What to produce: Copy out all the lines exactly. Omit pictures.
..............................
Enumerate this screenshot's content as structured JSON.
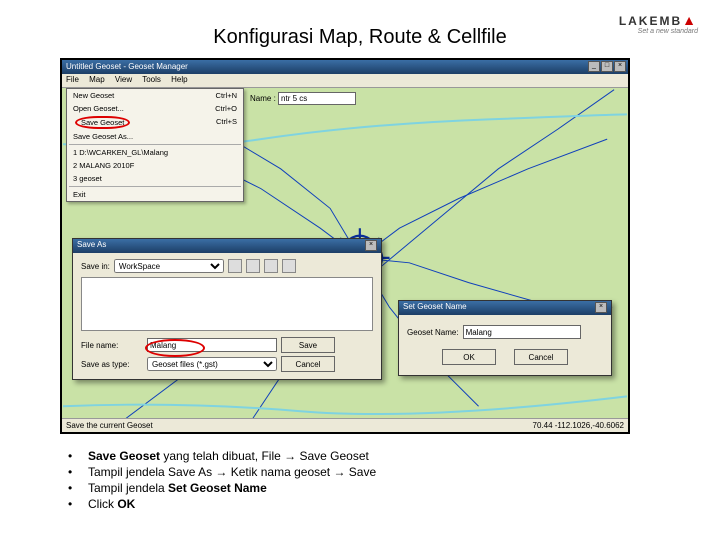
{
  "logo": {
    "brand": "LAKEMB",
    "tri": "▲",
    "tagline": "Set a new standard"
  },
  "title": "Konfigurasi Map, Route & Cellfile",
  "mainwin": {
    "title": "Untitled Geoset - Geoset Manager",
    "menus": [
      "File",
      "Map",
      "View",
      "Tools",
      "Help"
    ],
    "label_name": "Name :",
    "name_value": "ntr 5 cs",
    "status_left": "Save the current Geoset",
    "status_right": "70.44    -112.1026,-40.6062"
  },
  "filemenu": {
    "items": [
      {
        "label": "New Geoset",
        "accel": "Ctrl+N"
      },
      {
        "label": "Open Geoset...",
        "accel": "Ctrl+O"
      },
      {
        "label": "Save Geoset",
        "accel": "Ctrl+S",
        "highlight": true
      },
      {
        "label": "Save Geoset As...",
        "accel": ""
      }
    ],
    "recent": [
      "1 D:\\WCARKEN_GL\\Malang",
      "2 MALANG 2010F",
      "3 geoset"
    ],
    "exit": "Exit"
  },
  "saveas": {
    "title": "Save As",
    "savein_label": "Save in:",
    "savein_value": "WorkSpace",
    "filename_label": "File name:",
    "filename_value": "Malang",
    "type_label": "Save as type:",
    "type_value": "Geoset files (*.gst)",
    "save_btn": "Save",
    "cancel_btn": "Cancel"
  },
  "setname": {
    "title": "Set Geoset Name",
    "label": "Geoset Name:",
    "value": "Malang",
    "ok": "OK",
    "cancel": "Cancel"
  },
  "notes": [
    {
      "pre": "",
      "b1": "Save Geoset",
      "mid": " yang telah dibuat, File → Save Geoset"
    },
    {
      "pre": "Tampil jendela Save As → Ketik nama geoset → Save",
      "b1": "",
      "mid": ""
    },
    {
      "pre": "Tampil jendela ",
      "b1": "Set Geoset Name",
      "mid": ""
    },
    {
      "pre": "Click ",
      "b1": "OK",
      "mid": ""
    }
  ]
}
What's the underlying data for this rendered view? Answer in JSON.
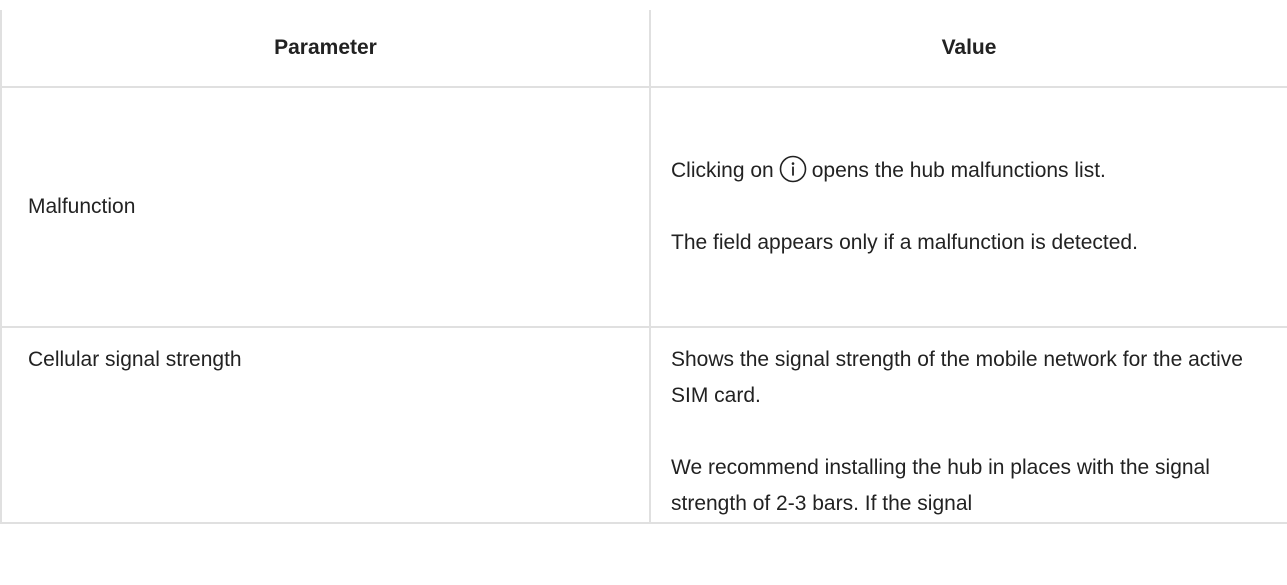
{
  "table": {
    "headers": {
      "parameter": "Parameter",
      "value": "Value"
    },
    "rows": [
      {
        "parameter": "Malfunction",
        "value_lines": {
          "p1_before": "Clicking on",
          "p1_icon": "info-circle-icon",
          "p1_after": "opens the hub malfunctions list.",
          "p2": "The field appears only if a malfunction is detected."
        }
      },
      {
        "parameter": "Cellular signal strength",
        "value_lines": {
          "p1": "Shows the signal strength of the mobile network for the active SIM card.",
          "p2": "We recommend installing the hub in places with the signal strength of 2-3 bars. If the signal"
        }
      }
    ]
  }
}
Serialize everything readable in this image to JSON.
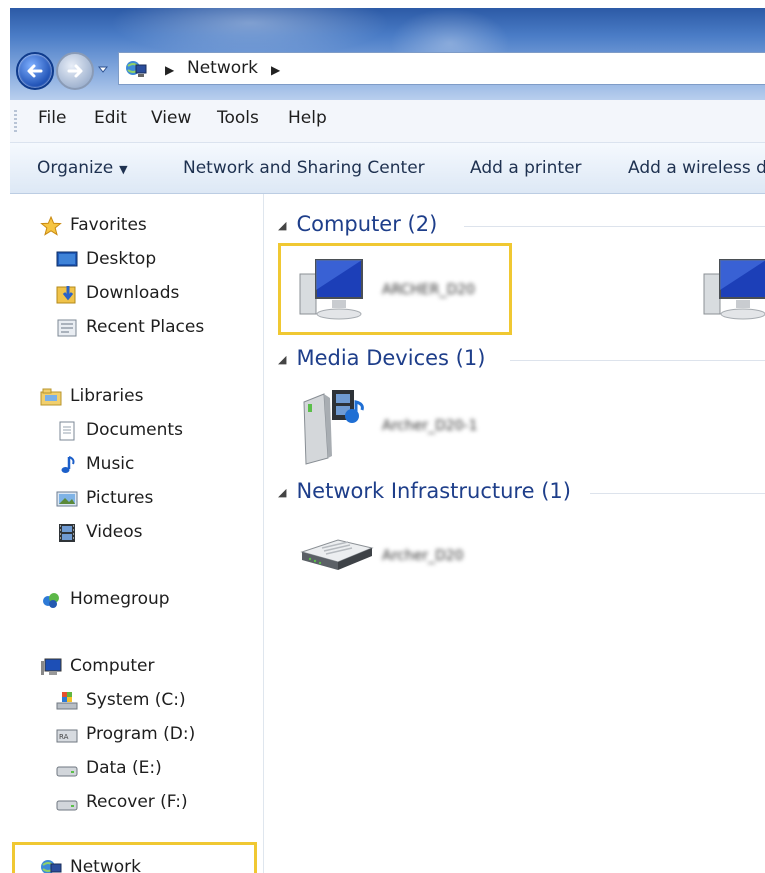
{
  "address": {
    "location": "Network"
  },
  "menu": [
    "File",
    "Edit",
    "View",
    "Tools",
    "Help"
  ],
  "commands": {
    "organize": "Organize",
    "network_sharing": "Network and Sharing Center",
    "add_printer": "Add a printer",
    "add_wireless": "Add a wireless d"
  },
  "nav": {
    "favorites": "Favorites",
    "desktop": "Desktop",
    "downloads": "Downloads",
    "recent": "Recent Places",
    "libraries": "Libraries",
    "documents": "Documents",
    "music": "Music",
    "pictures": "Pictures",
    "videos": "Videos",
    "homegroup": "Homegroup",
    "computer": "Computer",
    "system": "System (C:)",
    "program": "Program (D:)",
    "data": "Data (E:)",
    "recover": "Recover (F:)",
    "network": "Network"
  },
  "groups": {
    "computer": "Computer (2)",
    "media": "Media Devices (1)",
    "infra": "Network Infrastructure (1)"
  },
  "items": {
    "computer1": "ARCHER_D20",
    "media1": "Archer_D20-1",
    "router1": "Archer_D20"
  },
  "icons": [
    "back-arrow-icon",
    "forward-arrow-icon",
    "network-icon",
    "star-icon",
    "desktop-icon",
    "downloads-icon",
    "recent-places-icon",
    "libraries-icon",
    "document-icon",
    "music-icon",
    "pictures-icon",
    "videos-icon",
    "homegroup-icon",
    "computer-icon",
    "system-drive-icon",
    "program-drive-icon",
    "data-drive-icon",
    "recover-drive-icon",
    "computer-device-icon",
    "media-device-icon",
    "router-icon"
  ],
  "colors": {
    "highlight": "#f0c832",
    "group_header": "#1e3e8a",
    "titlebar": "#4a7cc6"
  }
}
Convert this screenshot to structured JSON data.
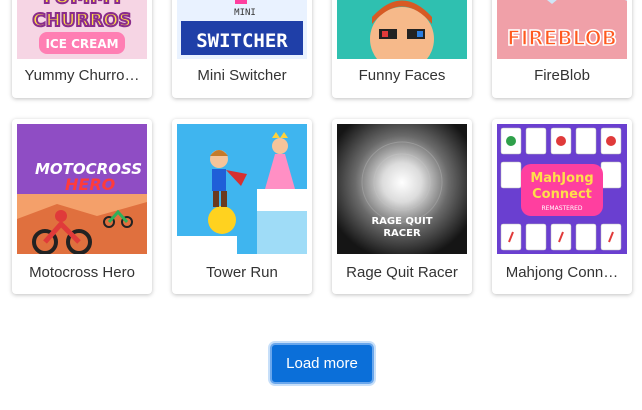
{
  "games": [
    {
      "title": "Yummy Churro…",
      "thumb_text": [
        "YUMMY",
        "CHURROS",
        "ICE CREAM"
      ]
    },
    {
      "title": "Mini Switcher",
      "thumb_text": [
        "MINI",
        "SWITCHER"
      ]
    },
    {
      "title": "Funny Faces"
    },
    {
      "title": "FireBlob",
      "thumb_text": [
        "FIREBLOB"
      ]
    },
    {
      "title": "Motocross Hero",
      "thumb_text": [
        "MOTOCROSS",
        "HERO"
      ]
    },
    {
      "title": "Tower Run"
    },
    {
      "title": "Rage Quit Racer",
      "thumb_text": [
        "RAGE QUIT",
        "RACER"
      ]
    },
    {
      "title": "Mahjong Conn…",
      "thumb_text": [
        "MahJong",
        "Connect",
        "REMASTERED"
      ]
    }
  ],
  "load_more": {
    "label": "Load more"
  }
}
..............................
Complete response:
Enumerate this screenshot's content as structured JSON.
{
  "logo": {
    "brand": "LAKEMB",
    "tri": "▲",
    "tagline": "Set a new standard"
  },
  "title": "Konfigurasi Map, Route & Cellfile",
  "mainwin": {
    "title": "Untitled Geoset - Geoset Manager",
    "menus": [
      "File",
      "Map",
      "View",
      "Tools",
      "Help"
    ],
    "label_name": "Name :",
    "name_value": "ntr 5 cs",
    "status_left": "Save the current Geoset",
    "status_right": "70.44    -112.1026,-40.6062"
  },
  "filemenu": {
    "items": [
      {
        "label": "New Geoset",
        "accel": "Ctrl+N"
      },
      {
        "label": "Open Geoset...",
        "accel": "Ctrl+O"
      },
      {
        "label": "Save Geoset",
        "accel": "Ctrl+S",
        "highlight": true
      },
      {
        "label": "Save Geoset As...",
        "accel": ""
      }
    ],
    "recent": [
      "1 D:\\WCARKEN_GL\\Malang",
      "2 MALANG 2010F",
      "3 geoset"
    ],
    "exit": "Exit"
  },
  "saveas": {
    "title": "Save As",
    "savein_label": "Save in:",
    "savein_value": "WorkSpace",
    "filename_label": "File name:",
    "filename_value": "Malang",
    "type_label": "Save as type:",
    "type_value": "Geoset files (*.gst)",
    "save_btn": "Save",
    "cancel_btn": "Cancel"
  },
  "setname": {
    "title": "Set Geoset Name",
    "label": "Geoset Name:",
    "value": "Malang",
    "ok": "OK",
    "cancel": "Cancel"
  },
  "notes": [
    {
      "pre": "",
      "b1": "Save Geoset",
      "mid": " yang telah dibuat, File → Save Geoset"
    },
    {
      "pre": "Tampil jendela Save As → Ketik nama geoset → Save",
      "b1": "",
      "mid": ""
    },
    {
      "pre": "Tampil jendela ",
      "b1": "Set Geoset Name",
      "mid": ""
    },
    {
      "pre": "Click ",
      "b1": "OK",
      "mid": ""
    }
  ]
}
What's the underlying data for this rendered view? Answer in JSON.
{
  "table": {
    "headers": {
      "parameter": "Parameter",
      "value": "Value"
    },
    "rows": [
      {
        "parameter": "Malfunction",
        "value_lines": {
          "p1_before": "Clicking on",
          "p1_icon": "info-circle-icon",
          "p1_after": "opens the hub malfunctions list.",
          "p2": "The field appears only if a malfunction is detected."
        }
      },
      {
        "parameter": "Cellular signal strength",
        "value_lines": {
          "p1": "Shows the signal strength of the mobile network for the active SIM card.",
          "p2": "We recommend installing the hub in places with the signal strength of 2-3 bars. If the signal"
        }
      }
    ]
  }
}
Serialize everything readable in this image to JSON.
{
  "address": {
    "location": "Network"
  },
  "menu": [
    "File",
    "Edit",
    "View",
    "Tools",
    "Help"
  ],
  "commands": {
    "organize": "Organize",
    "network_sharing": "Network and Sharing Center",
    "add_printer": "Add a printer",
    "add_wireless": "Add a wireless d"
  },
  "nav": {
    "favorites": "Favorites",
    "desktop": "Desktop",
    "downloads": "Downloads",
    "recent": "Recent Places",
    "libraries": "Libraries",
    "documents": "Documents",
    "music": "Music",
    "pictures": "Pictures",
    "videos": "Videos",
    "homegroup": "Homegroup",
    "computer": "Computer",
    "system": "System (C:)",
    "program": "Program (D:)",
    "data": "Data (E:)",
    "recover": "Recover (F:)",
    "network": "Network"
  },
  "groups": {
    "computer": "Computer (2)",
    "media": "Media Devices (1)",
    "infra": "Network Infrastructure (1)"
  },
  "items": {
    "computer1": "ARCHER_D20",
    "media1": "Archer_D20-1",
    "router1": "Archer_D20"
  },
  "icons": [
    "back-arrow-icon",
    "forward-arrow-icon",
    "network-icon",
    "star-icon",
    "desktop-icon",
    "downloads-icon",
    "recent-places-icon",
    "libraries-icon",
    "document-icon",
    "music-icon",
    "pictures-icon",
    "videos-icon",
    "homegroup-icon",
    "computer-icon",
    "system-drive-icon",
    "program-drive-icon",
    "data-drive-icon",
    "recover-drive-icon",
    "computer-device-icon",
    "media-device-icon",
    "router-icon"
  ],
  "colors": {
    "highlight": "#f0c832",
    "group_header": "#1e3e8a",
    "titlebar": "#4a7cc6"
  }
}
Convert this screenshot to structured JSON data.
{
  "games": [
    {
      "title": "Yummy Churro…",
      "thumb_text": [
        "YUMMY",
        "CHURROS",
        "ICE CREAM"
      ]
    },
    {
      "title": "Mini Switcher",
      "thumb_text": [
        "MINI",
        "SWITCHER"
      ]
    },
    {
      "title": "Funny Faces"
    },
    {
      "title": "FireBlob",
      "thumb_text": [
        "FIREBLOB"
      ]
    },
    {
      "title": "Motocross Hero",
      "thumb_text": [
        "MOTOCROSS",
        "HERO"
      ]
    },
    {
      "title": "Tower Run"
    },
    {
      "title": "Rage Quit Racer",
      "thumb_text": [
        "RAGE QUIT",
        "RACER"
      ]
    },
    {
      "title": "Mahjong Conn…",
      "thumb_text": [
        "MahJong",
        "Connect",
        "REMASTERED"
      ]
    }
  ],
  "load_more": {
    "label": "Load more"
  }
}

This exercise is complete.